/---

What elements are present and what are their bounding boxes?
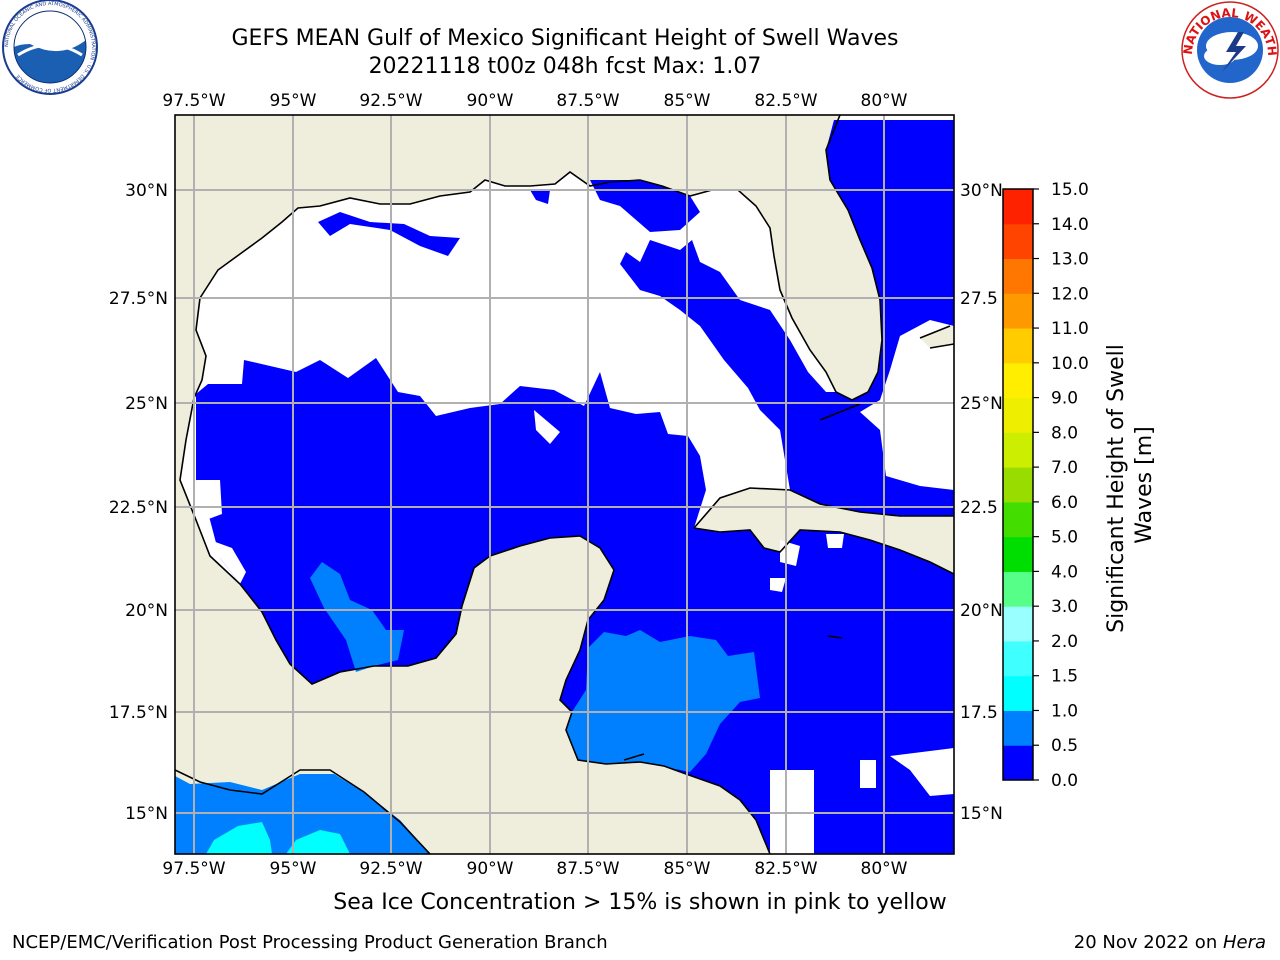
date-stamp: 20 Nov 2022 on Hera <box>1074 932 1266 953</box>
lat-label-right: 25°N <box>960 394 1003 414</box>
colorbar-tick-label: 0.0 <box>1051 771 1078 791</box>
land-north-america <box>175 115 882 854</box>
colorbar-segment <box>1003 501 1033 538</box>
lat-label-left: 22.5°N <box>109 498 168 518</box>
map-title: GEFS MEAN Gulf of Mexico Significant Hei… <box>231 26 899 51</box>
colorbar-tick-label: 1.5 <box>1051 667 1078 687</box>
lon-label-top: 90°W <box>467 91 514 111</box>
colorbar-frame <box>1002 188 1034 781</box>
colorbar-tick-label: 10.0 <box>1051 354 1089 374</box>
swell-band-0-0_5 <box>196 120 954 854</box>
colorbar-segment <box>1003 432 1033 468</box>
lat-label-left: 20°N <box>125 601 168 621</box>
svg-text:NATIONAL WEATHER SERVICE: NATIONAL WEATHER SERVICE <box>0 0 1279 57</box>
credit-text: NCEP/EMC/Verification Post Processing Pr… <box>12 932 608 953</box>
nws-logo: NATIONAL WEATHER SERVICE <box>0 0 1279 99</box>
lat-label-right: 22.5 <box>960 498 998 518</box>
colorbar-segment <box>1003 362 1033 399</box>
lon-label-bottom: 90°W <box>467 859 514 879</box>
colorbar-tick-label: 2.0 <box>1051 632 1078 652</box>
colorbar-segment <box>1003 258 1033 294</box>
gridlines <box>175 115 954 854</box>
colorbar-tick-label: 8.0 <box>1051 423 1078 443</box>
colorbar-segment <box>1003 293 1033 329</box>
lon-label-top: 85°W <box>664 91 711 111</box>
lat-label-left: 27.5°N <box>109 289 168 309</box>
colorbar-segment <box>1003 710 1033 746</box>
map-frame <box>174 114 955 855</box>
colorbar-segment <box>1003 328 1033 364</box>
lon-label-bottom: 97.5°W <box>162 859 225 879</box>
axis-labels: 97.5°W 95°W 92.5°W 90°W 87.5°W 85°W 82.5… <box>109 91 1003 879</box>
noaa-logo: NOAA NATIONAL OCEANIC AND ATMOSPHERIC AD… <box>2 0 98 95</box>
lon-label-bottom: 85°W <box>664 859 711 879</box>
lon-label-bottom: 80°W <box>861 859 908 879</box>
lon-label-top: 80°W <box>861 91 908 111</box>
colorbar-tick-label: 11.0 <box>1051 319 1089 339</box>
colorbar-tick-label: 0.5 <box>1051 736 1078 756</box>
lat-label-left: 30°N <box>125 181 168 201</box>
host-name: Hera <box>1222 932 1266 953</box>
map-subtitle: 20221118 t00z 048h fcst Max: 1.07 <box>368 54 762 79</box>
colorbar-tick-label: 7.0 <box>1051 458 1078 478</box>
colorbar-segment <box>1003 745 1033 781</box>
land-bahamas <box>920 326 954 348</box>
lat-label-right: 27.5 <box>960 289 998 309</box>
colorbar-tick-label: 12.0 <box>1051 284 1089 304</box>
lon-label-top: 95°W <box>270 91 317 111</box>
lat-label-right: 20°N <box>960 601 1003 621</box>
colorbar-segment <box>1003 223 1033 260</box>
map-area <box>175 115 954 854</box>
colorbar-tick-label: 4.0 <box>1051 562 1078 582</box>
colorbar-segment <box>1003 536 1033 572</box>
lat-label-left: 15°N <box>125 804 168 824</box>
colorbar-segment <box>1003 571 1033 607</box>
lon-label-top: 87.5°W <box>556 91 619 111</box>
colorbar-tick-label: 1.0 <box>1051 701 1078 721</box>
lat-label-left: 17.5°N <box>109 703 168 723</box>
colorbar-label: Significant Height of Swell Waves [m] <box>1104 337 1157 633</box>
colorbar-tick-label: 13.0 <box>1051 250 1089 270</box>
colorbar-tick-label: 14.0 <box>1051 215 1089 235</box>
colorbar-segment <box>1003 640 1033 677</box>
swell-band-1_0-1_5 <box>206 822 350 854</box>
lon-label-bottom: 95°W <box>270 859 317 879</box>
lon-label-top: 92.5°W <box>359 91 422 111</box>
colorbar: 0.0 0.5 1.0 1.5 2.0 3.0 4.0 5.0 6.0 7.0 8.0 9.0 10.0… <box>1002 180 1089 791</box>
lat-label-right: 30°N <box>960 181 1003 201</box>
lat-label-right: 17.5 <box>960 703 998 723</box>
colorbar-tick-label: 3.0 <box>1051 597 1078 617</box>
colorbar-tick-label: 15.0 <box>1051 180 1089 200</box>
colorbar-tick-label: 5.0 <box>1051 528 1078 548</box>
colorbar-segment <box>1003 189 1033 225</box>
lon-label-bottom: 82.5°W <box>754 859 817 879</box>
lon-label-top: 97.5°W <box>162 91 225 111</box>
colorbar-segment <box>1003 467 1033 503</box>
lat-label-right: 15°N <box>960 804 1003 824</box>
lon-label-bottom: 92.5°W <box>359 859 422 879</box>
colorbar-segment <box>1003 606 1033 642</box>
lon-label-top: 82.5°W <box>754 91 817 111</box>
svg-text:NOAA: NOAA <box>29 25 71 40</box>
colorbar-tick-label: 6.0 <box>1051 493 1078 513</box>
colorbar-segment <box>1003 675 1033 711</box>
date-text: 20 Nov 2022 on <box>1073 932 1223 953</box>
lon-label-bottom: 87.5°W <box>556 859 619 879</box>
colorbar-tick-label: 9.0 <box>1051 389 1078 409</box>
lat-label-left: 25°N <box>125 394 168 414</box>
colorbar-segment <box>1003 397 1033 433</box>
sea-ice-note: Sea Ice Concentration > 15% is shown in … <box>333 890 947 915</box>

\---

EXERCISE DESCRIPTION:
Collect every line from the entries above that contains the string "NOAA".

REPLY TO THE EXERCISE:
noaa-logo: NOAA NATIONAL OCEANIC AND ATMOSPHERIC AD… <box>2 0 98 95</box>
svg-text:NOAA: NOAA <box>29 25 71 40</box>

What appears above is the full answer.